Aim of the exercise: Say how many lines contain "clustered"; the answer is the number alone.

#### Supplied records ####

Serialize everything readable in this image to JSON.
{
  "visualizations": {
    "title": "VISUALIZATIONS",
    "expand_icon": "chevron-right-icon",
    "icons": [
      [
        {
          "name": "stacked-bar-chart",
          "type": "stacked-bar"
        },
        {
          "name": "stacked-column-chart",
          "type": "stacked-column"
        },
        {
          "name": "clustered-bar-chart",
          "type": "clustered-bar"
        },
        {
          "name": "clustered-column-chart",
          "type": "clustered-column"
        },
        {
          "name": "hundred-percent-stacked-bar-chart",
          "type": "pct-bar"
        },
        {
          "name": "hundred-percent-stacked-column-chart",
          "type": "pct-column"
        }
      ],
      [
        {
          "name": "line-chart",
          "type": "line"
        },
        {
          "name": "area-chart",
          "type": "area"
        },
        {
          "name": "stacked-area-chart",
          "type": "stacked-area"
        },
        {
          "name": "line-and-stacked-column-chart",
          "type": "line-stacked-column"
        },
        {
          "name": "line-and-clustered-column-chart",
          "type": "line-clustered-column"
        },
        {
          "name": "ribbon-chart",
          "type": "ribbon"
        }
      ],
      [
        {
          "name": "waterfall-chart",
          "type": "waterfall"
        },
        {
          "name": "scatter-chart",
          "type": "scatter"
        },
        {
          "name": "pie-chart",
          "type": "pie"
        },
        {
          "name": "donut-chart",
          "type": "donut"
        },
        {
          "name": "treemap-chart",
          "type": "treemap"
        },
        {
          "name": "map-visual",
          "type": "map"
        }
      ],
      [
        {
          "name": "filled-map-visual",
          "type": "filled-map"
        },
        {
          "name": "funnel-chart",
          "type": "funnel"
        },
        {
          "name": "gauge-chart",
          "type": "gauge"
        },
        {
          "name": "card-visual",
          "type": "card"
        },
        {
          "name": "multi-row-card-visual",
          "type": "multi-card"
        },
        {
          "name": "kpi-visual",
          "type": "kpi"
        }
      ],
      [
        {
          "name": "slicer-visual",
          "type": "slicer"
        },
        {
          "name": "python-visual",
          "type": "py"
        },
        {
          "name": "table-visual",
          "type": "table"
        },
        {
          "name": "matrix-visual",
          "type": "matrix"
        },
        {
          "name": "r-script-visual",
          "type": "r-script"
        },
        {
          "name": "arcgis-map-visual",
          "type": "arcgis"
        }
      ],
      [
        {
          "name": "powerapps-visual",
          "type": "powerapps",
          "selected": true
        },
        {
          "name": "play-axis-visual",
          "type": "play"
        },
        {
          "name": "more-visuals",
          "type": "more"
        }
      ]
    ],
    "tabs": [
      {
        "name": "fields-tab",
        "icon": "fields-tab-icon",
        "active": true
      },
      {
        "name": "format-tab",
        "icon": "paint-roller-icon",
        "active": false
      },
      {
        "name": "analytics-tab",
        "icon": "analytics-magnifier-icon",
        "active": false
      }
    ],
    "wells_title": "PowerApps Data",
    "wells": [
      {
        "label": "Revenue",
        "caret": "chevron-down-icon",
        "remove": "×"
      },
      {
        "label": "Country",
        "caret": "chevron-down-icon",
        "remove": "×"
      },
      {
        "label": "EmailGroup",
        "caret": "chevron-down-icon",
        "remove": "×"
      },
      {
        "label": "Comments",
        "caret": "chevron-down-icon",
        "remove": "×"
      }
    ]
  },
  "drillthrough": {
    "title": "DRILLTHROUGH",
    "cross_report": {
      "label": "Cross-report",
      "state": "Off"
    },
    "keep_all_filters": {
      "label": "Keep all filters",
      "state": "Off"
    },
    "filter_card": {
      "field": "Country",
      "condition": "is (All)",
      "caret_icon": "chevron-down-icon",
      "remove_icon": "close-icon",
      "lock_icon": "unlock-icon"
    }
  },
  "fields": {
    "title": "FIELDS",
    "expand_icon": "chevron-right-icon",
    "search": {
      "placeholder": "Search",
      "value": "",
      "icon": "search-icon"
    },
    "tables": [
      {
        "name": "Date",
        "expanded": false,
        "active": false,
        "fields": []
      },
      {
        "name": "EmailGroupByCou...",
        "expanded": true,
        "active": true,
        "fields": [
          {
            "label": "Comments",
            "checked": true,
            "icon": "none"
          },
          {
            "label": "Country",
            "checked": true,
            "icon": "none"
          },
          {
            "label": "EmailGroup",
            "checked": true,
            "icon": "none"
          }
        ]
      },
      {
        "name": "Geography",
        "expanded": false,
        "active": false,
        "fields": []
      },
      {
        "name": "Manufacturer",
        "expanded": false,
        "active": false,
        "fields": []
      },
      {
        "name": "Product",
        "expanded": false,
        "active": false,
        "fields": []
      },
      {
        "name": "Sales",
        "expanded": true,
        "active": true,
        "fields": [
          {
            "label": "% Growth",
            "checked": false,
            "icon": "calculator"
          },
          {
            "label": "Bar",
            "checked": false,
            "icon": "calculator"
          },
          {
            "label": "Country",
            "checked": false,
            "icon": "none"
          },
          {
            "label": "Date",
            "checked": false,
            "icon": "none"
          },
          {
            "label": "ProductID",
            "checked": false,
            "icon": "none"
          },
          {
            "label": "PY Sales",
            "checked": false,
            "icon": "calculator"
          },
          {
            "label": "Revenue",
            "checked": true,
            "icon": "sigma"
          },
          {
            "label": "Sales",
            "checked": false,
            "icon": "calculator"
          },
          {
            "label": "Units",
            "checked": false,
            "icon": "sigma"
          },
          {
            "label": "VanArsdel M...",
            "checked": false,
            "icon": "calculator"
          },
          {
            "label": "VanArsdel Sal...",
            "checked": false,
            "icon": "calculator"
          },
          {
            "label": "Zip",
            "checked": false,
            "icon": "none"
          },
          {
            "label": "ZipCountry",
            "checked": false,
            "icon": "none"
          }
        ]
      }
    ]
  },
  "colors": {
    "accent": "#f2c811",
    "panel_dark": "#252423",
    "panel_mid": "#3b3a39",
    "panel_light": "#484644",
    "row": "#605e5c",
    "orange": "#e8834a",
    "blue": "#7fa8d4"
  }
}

####

Result of this task: 6